-- Begin Given data --

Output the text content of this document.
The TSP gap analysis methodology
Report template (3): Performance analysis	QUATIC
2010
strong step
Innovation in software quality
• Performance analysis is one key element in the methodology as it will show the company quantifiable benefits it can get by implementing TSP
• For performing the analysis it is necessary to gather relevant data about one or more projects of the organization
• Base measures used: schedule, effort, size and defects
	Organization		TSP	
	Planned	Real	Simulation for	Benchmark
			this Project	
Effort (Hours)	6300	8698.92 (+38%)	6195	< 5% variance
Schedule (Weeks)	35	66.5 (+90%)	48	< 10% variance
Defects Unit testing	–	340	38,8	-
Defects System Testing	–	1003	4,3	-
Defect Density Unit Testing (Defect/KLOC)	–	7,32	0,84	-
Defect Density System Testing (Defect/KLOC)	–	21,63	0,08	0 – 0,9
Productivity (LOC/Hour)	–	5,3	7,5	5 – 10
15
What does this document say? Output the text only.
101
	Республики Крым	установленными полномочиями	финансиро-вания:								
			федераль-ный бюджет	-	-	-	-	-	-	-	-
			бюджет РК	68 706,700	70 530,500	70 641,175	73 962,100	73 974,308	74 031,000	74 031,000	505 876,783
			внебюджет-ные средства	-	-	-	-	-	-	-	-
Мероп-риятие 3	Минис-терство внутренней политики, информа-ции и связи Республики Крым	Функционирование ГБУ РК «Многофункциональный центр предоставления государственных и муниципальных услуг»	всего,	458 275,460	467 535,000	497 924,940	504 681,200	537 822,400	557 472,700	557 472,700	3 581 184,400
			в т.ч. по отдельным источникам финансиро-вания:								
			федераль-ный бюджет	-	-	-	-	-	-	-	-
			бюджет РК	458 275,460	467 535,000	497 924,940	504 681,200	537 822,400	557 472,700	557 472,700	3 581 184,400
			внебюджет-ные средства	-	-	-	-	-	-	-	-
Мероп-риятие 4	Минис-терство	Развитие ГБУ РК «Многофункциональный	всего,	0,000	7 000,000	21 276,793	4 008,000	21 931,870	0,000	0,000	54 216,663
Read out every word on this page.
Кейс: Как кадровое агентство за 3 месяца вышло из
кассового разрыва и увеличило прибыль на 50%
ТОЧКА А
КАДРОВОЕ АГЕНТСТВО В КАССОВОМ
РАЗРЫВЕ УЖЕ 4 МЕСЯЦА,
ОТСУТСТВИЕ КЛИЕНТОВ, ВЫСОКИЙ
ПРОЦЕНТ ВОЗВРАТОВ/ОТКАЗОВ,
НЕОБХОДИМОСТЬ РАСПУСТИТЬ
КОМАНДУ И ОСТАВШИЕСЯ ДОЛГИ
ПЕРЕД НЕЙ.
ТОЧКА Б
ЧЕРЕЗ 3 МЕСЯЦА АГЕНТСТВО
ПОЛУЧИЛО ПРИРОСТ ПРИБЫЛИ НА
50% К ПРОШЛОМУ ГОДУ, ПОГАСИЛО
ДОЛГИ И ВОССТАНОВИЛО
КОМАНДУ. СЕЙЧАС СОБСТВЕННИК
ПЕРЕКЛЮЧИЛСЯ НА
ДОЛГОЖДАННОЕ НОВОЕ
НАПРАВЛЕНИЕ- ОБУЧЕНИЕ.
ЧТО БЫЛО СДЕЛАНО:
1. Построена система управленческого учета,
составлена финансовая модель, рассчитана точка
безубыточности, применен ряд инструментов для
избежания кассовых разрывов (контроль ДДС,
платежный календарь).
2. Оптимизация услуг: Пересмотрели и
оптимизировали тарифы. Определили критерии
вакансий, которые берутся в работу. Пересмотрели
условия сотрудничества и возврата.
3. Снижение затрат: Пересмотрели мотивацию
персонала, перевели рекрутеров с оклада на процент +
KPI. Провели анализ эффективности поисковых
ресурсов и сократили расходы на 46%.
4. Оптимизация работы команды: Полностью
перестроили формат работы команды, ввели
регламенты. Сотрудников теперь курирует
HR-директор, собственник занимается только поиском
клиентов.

-- End Given data --

● **To be done**:
Report how many lines in the records above contain the word "Пересмотрели", giving only the number.

● **Solution for this task**:
3